> _Instructions for the task_: Wherever the string "page" shows up in a line, count that line. Give the total alone.

> _Provided data_:

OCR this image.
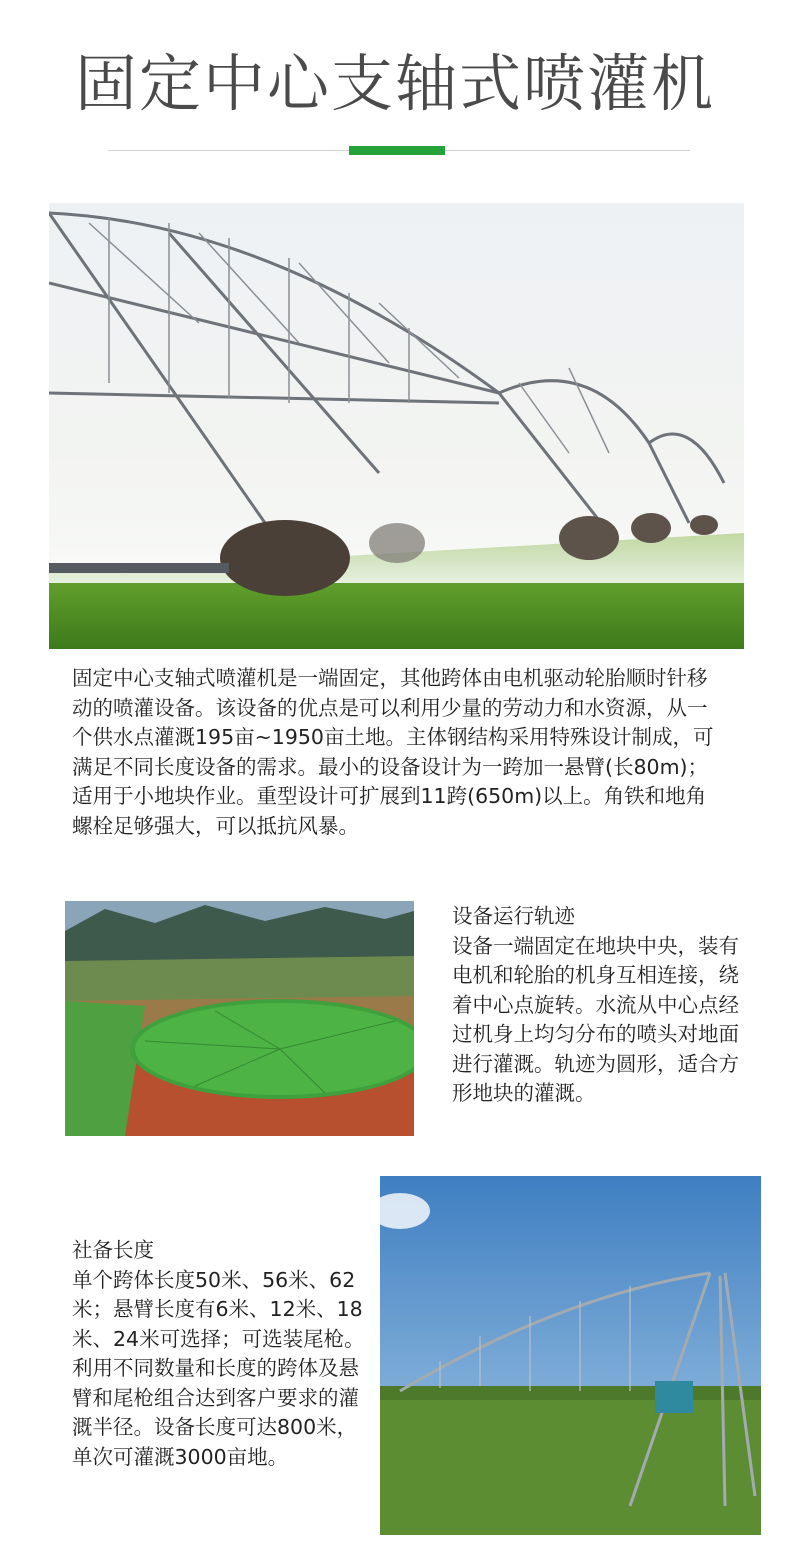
固定中心支轴式喷灌机
固定中心支轴式喷灌机是一端固定，其他跨体由电机驱动轮胎顺时针移动的喷灌设备。该设备的优点是可以利用少量的劳动力和水资源，从一个供水点灌溉195亩~1950亩土地。主体钢结构采用特殊设计制成，可满足不同长度设备的需求。最小的设备设计为一跨加一悬臂(长80m)；适用于小地块作业。重型设计可扩展到11跨(650m)以上。角铁和地角螺栓足够强大，可以抵抗风暴。
设备运行轨迹
设备一端固定在地块中央，装有电机和轮胎的机身互相连接，绕着中心点旋转。水流从中心点经过机身上均匀分布的喷头对地面进行灌溉。轨迹为圆形，适合方形地块的灌溉。
社备长度
单个跨体长度50米、56米、62米；悬臂长度有6米、12米、18米、24米可选择；可选装尾枪。利用不同数量和长度的跨体及悬臂和尾枪组合达到客户要求的灌溉半径。设备长度可达800米，单次可灌溉3000亩地。
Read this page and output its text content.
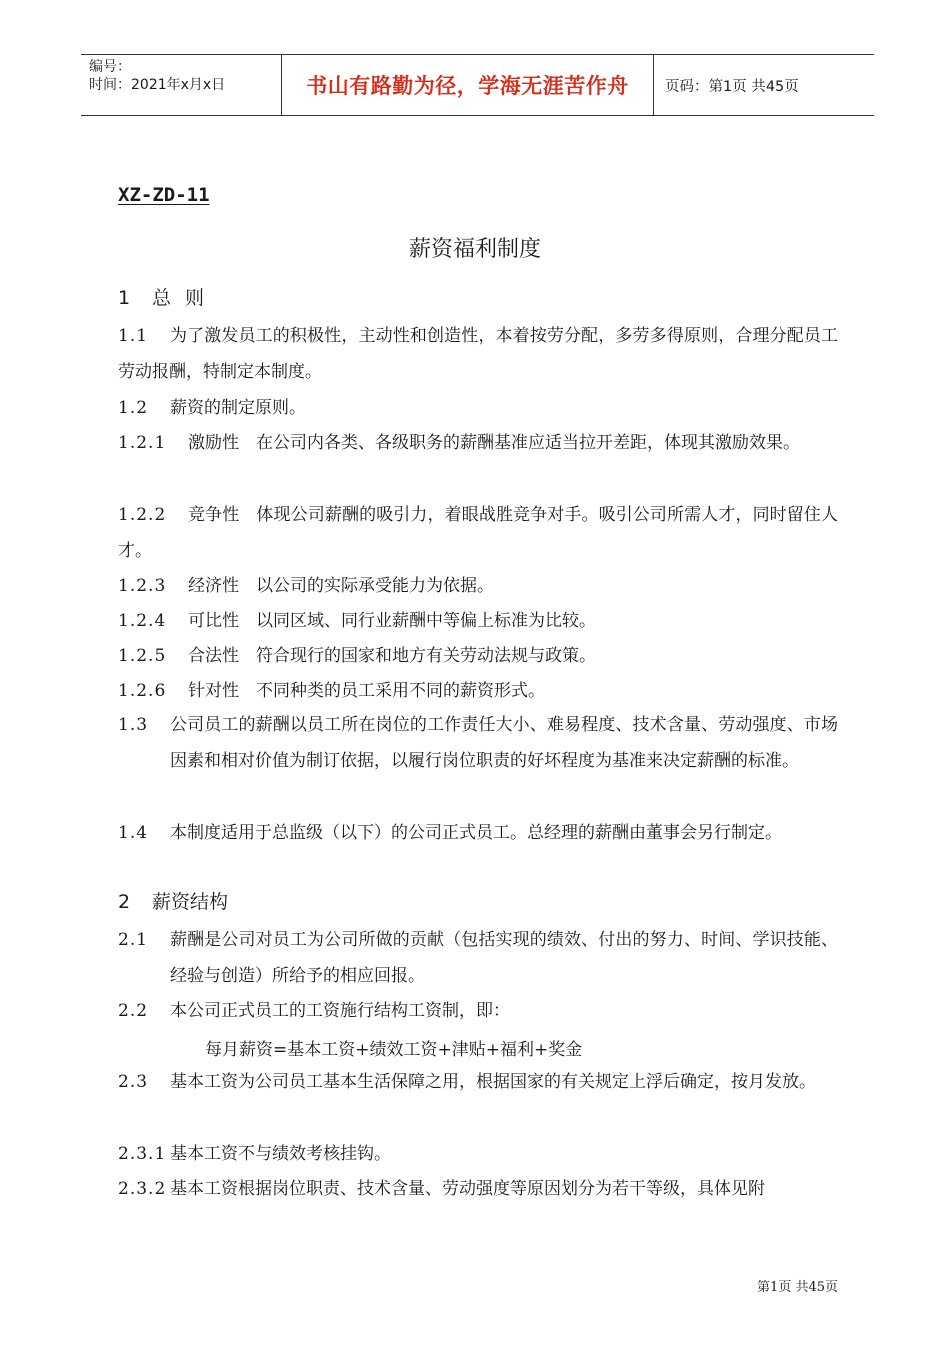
编号：
时间：2021年x月x日	书山有路勤为径，学海无涯苦作舟	页码：第1页 共45页
XZ-ZD-11
薪资福利制度
1 总 则
1.1	为了激发员工的积极性，主动性和创造性，本着按劳分配，多劳多得原则，合理分配员工劳动报酬，特制定本制度。
1.2	薪资的制定原则。
1.2.1	激励性　在公司内各类、各级职务的薪酬基准应适当拉开差距，体现其激励效果。
1.2.2	竞争性　体现公司薪酬的吸引力，着眼战胜竞争对手。吸引公司所需人才，同时留住人才。
1.2.3	经济性　以公司的实际承受能力为依据。
1.2.4	可比性　以同区域、同行业薪酬中等偏上标准为比较。
1.2.5	合法性　符合现行的国家和地方有关劳动法规与政策。
1.2.6	针对性　不同种类的员工采用不同的薪资形式。
1.3	公司员工的薪酬以员工所在岗位的工作责任大小、难易程度、技术含量、劳动强度、市场因素和相对价值为制订依据，以履行岗位职责的好坏程度为基准来决定薪酬的标准。
1.4	本制度适用于总监级（以下）的公司正式员工。总经理的薪酬由董事会另行制定。
2 薪资结构
2.1	薪酬是公司对员工为公司所做的贡献（包括实现的绩效、付出的努力、时间、学识技能、经验与创造）所给予的相应回报。
2.2	本公司正式员工的工资施行结构工资制，即：
每月薪资=基本工资+绩效工资+津贴+福利+奖金
2.3	基本工资为公司员工基本生活保障之用，根据国家的有关规定上浮后确定，按月发放。
2.3.1 基本工资不与绩效考核挂钩。
2.3.2 基本工资根据岗位职责、技术含量、劳动强度等原因划分为若干等级，具体见附
第1页 共45页
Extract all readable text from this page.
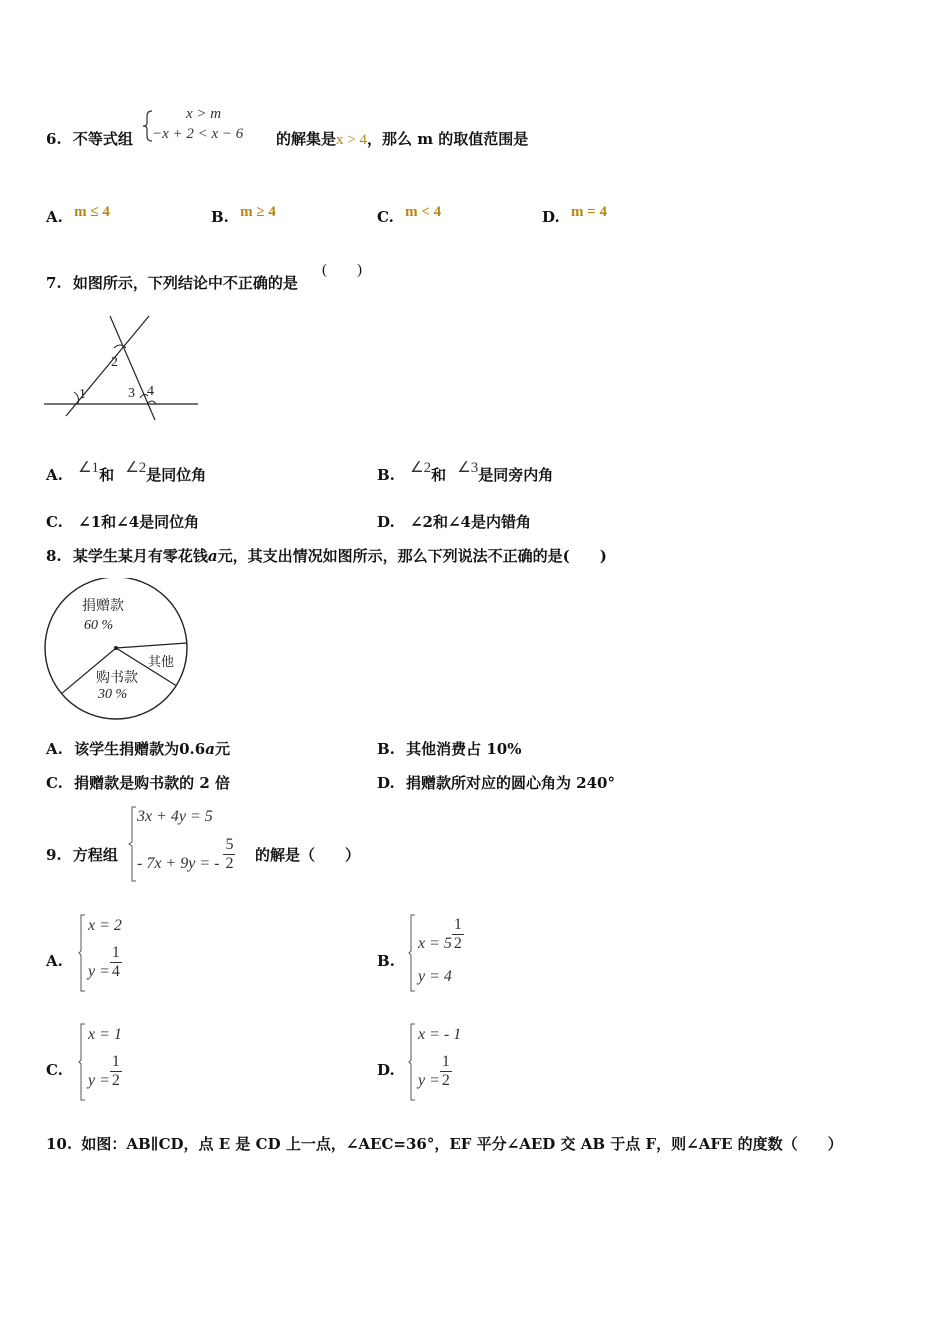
6. 不等式组
x > m
−x + 2 < x − 6 的解集是x > 4，那么 m 的取值范围是
A. m ≤ 4	B. m ≥ 4	C. m < 4	D. m = 4
7. 如图所示，下列结论中不正确的是
(　　)
1
2
3 4
A. ∠1和 ∠2是同位角	B. ∠2和 ∠3是同旁内角
C. ∠1和∠4是同位角	D. ∠2和∠4是内错角
8. 某学生某月有零花钱a元，其支出情况如图所示，那么下列说法不正确的是(　　)
捐赠款
60 %
其他
购书款
30 %
A. 该学生捐赠款为0.6a元	B. 其他消费占 10%
C. 捐赠款是购书款的 2 倍	D. 捐赠款所对应的圆心角为 240°
9. 方程组
3x + 4y = 5
- 7x + 9y = - $\frac{5}{2}$ 的解是（　　）
A.
x = 2
$y = \frac{1}{4}$	B.
$x = 5 \frac{1}{2}$
y = 4
C.
x = 1
$y = \frac{1}{2}$	D.
x = - 1
$y = \frac{1}{2}$
10. 如图：AB∥CD，点 E 是 CD 上一点，∠AEC=36°，EF 平分∠AED 交 AB 于点 F，则∠AFE 的度数（　　）
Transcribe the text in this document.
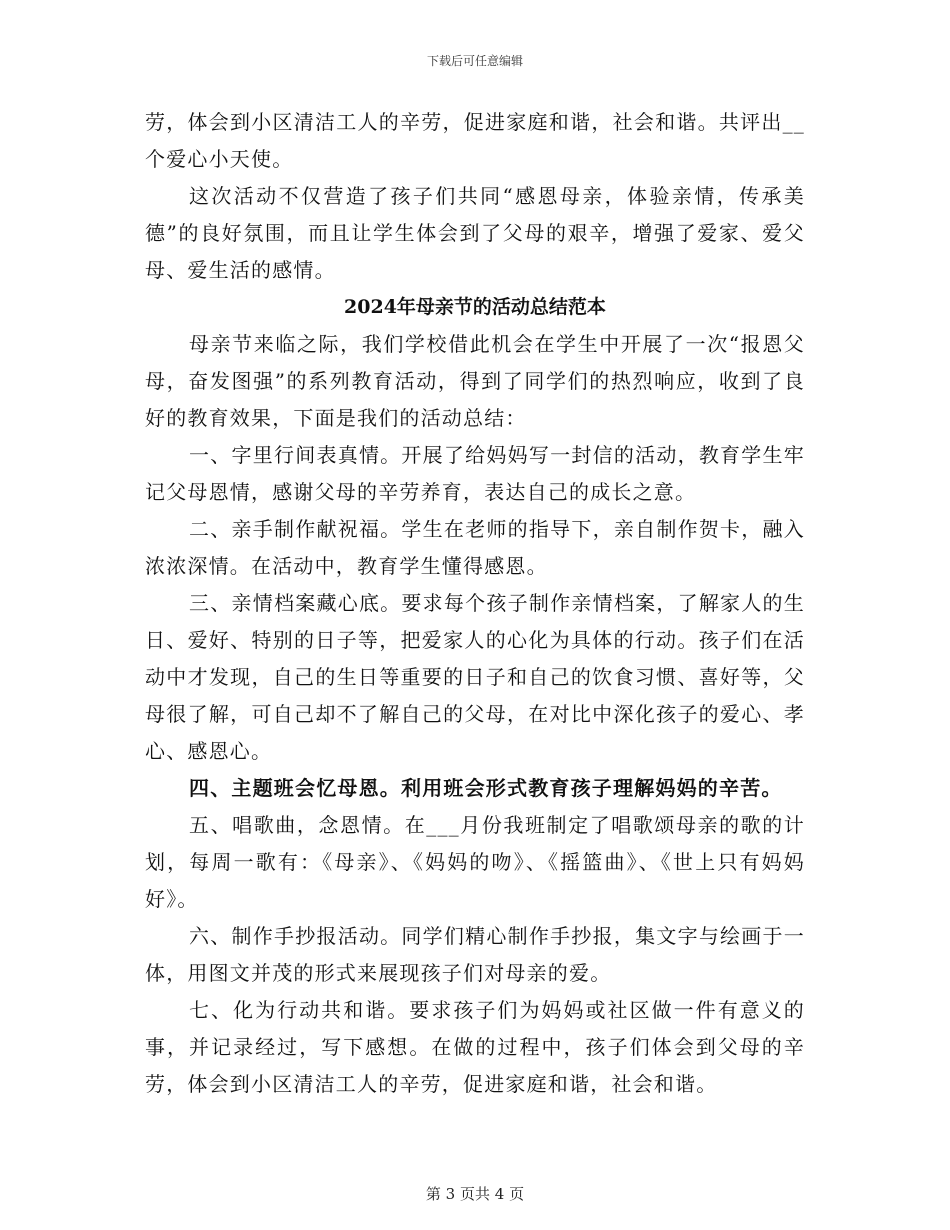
下载后可任意编辑

劳，体会到小区清洁工人的辛劳，促进家庭和谐，社会和谐。共评出__个爱心小天使。

这次活动不仅营造了孩子们共同“感恩母亲，体验亲情，传承美德”的良好氛围，而且让学生体会到了父母的艰辛，增强了爱家、爱父母、爱生活的感情。

2024年母亲节的活动总结范本

母亲节来临之际，我们学校借此机会在学生中开展了一次“报恩父母，奋发图强”的系列教育活动，得到了同学们的热烈响应，收到了良好的教育效果，下面是我们的活动总结：

一、字里行间表真情。开展了给妈妈写一封信的活动，教育学生牢记父母恩情，感谢父母的辛劳养育，表达自己的成长之意。

二、亲手制作献祝福。学生在老师的指导下，亲自制作贺卡，融入浓浓深情。在活动中，教育学生懂得感恩。

三、亲情档案藏心底。要求每个孩子制作亲情档案，了解家人的生日、爱好、特别的日子等，把爱家人的心化为具体的行动。孩子们在活动中才发现，自己的生日等重要的日子和自己的饮食习惯、喜好等，父母很了解，可自己却不了解自己的父母，在对比中深化孩子的爱心、孝心、感恩心。

四、主题班会忆母恩。利用班会形式教育孩子理解妈妈的辛苦。

五、唱歌曲，念恩情。在___月份我班制定了唱歌颂母亲的歌的计划，每周一歌有：《母亲》、《妈妈的吻》、《摇篮曲》、《世上只有妈妈好》。

六、制作手抄报活动。同学们精心制作手抄报，集文字与绘画于一体，用图文并茂的形式来展现孩子们对母亲的爱。

七、化为行动共和谐。要求孩子们为妈妈或社区做一件有意义的事，并记录经过，写下感想。在做的过程中，孩子们体会到父母的辛劳，体会到小区清洁工人的辛劳，促进家庭和谐，社会和谐。

第 3 页共 4 页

> _Answer in full_: 2